▸ Supplied material
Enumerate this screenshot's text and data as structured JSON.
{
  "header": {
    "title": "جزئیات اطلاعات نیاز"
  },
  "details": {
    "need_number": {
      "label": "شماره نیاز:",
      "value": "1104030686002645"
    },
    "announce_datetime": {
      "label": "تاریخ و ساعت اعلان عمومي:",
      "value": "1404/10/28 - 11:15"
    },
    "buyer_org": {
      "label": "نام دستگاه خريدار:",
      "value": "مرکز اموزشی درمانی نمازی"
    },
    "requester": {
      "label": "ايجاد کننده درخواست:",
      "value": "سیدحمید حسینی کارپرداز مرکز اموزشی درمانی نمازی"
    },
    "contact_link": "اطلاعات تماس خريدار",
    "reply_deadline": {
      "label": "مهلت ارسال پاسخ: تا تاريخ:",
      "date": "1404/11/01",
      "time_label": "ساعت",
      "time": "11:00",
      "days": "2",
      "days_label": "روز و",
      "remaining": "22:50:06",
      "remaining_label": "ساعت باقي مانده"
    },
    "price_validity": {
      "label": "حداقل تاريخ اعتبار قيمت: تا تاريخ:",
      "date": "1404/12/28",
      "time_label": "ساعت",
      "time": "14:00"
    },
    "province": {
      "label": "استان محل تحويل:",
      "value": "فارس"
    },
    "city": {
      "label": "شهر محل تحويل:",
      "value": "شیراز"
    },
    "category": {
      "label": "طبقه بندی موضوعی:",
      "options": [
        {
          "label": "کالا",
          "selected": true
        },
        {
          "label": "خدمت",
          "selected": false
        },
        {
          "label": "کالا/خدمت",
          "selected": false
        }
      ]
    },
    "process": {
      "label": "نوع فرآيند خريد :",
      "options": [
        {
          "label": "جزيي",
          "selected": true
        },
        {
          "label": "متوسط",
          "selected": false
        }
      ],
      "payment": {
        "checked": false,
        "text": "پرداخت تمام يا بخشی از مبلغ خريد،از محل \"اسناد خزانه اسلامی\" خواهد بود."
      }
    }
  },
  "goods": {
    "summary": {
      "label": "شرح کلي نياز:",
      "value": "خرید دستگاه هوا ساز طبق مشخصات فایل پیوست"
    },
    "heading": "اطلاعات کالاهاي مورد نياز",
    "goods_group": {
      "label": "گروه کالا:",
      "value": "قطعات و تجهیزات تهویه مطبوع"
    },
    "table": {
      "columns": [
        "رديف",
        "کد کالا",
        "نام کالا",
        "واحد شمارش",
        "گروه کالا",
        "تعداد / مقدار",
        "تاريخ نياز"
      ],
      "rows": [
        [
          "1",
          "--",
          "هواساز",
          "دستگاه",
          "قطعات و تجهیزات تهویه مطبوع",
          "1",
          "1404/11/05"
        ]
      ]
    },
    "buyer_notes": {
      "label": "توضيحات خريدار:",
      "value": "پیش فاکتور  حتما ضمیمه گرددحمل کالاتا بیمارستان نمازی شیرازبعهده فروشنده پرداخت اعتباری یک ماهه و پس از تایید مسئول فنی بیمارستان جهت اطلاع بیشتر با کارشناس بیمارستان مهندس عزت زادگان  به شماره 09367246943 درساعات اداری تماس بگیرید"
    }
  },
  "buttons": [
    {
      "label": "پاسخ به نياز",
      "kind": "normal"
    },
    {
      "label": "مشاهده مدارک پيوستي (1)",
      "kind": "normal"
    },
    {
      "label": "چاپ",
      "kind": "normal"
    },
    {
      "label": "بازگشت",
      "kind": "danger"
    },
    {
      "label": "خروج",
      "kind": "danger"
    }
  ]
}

▸ What needs to be done
Point out every line holding the string "text" and copy it.

▸ Finished answer
Enumerate this screenshot's text and data as structured JSON.
        "text": "پرداخت تمام يا بخشی از مبلغ خريد،از محل \"اسناد خزانه اسلامی\" خواهد بود."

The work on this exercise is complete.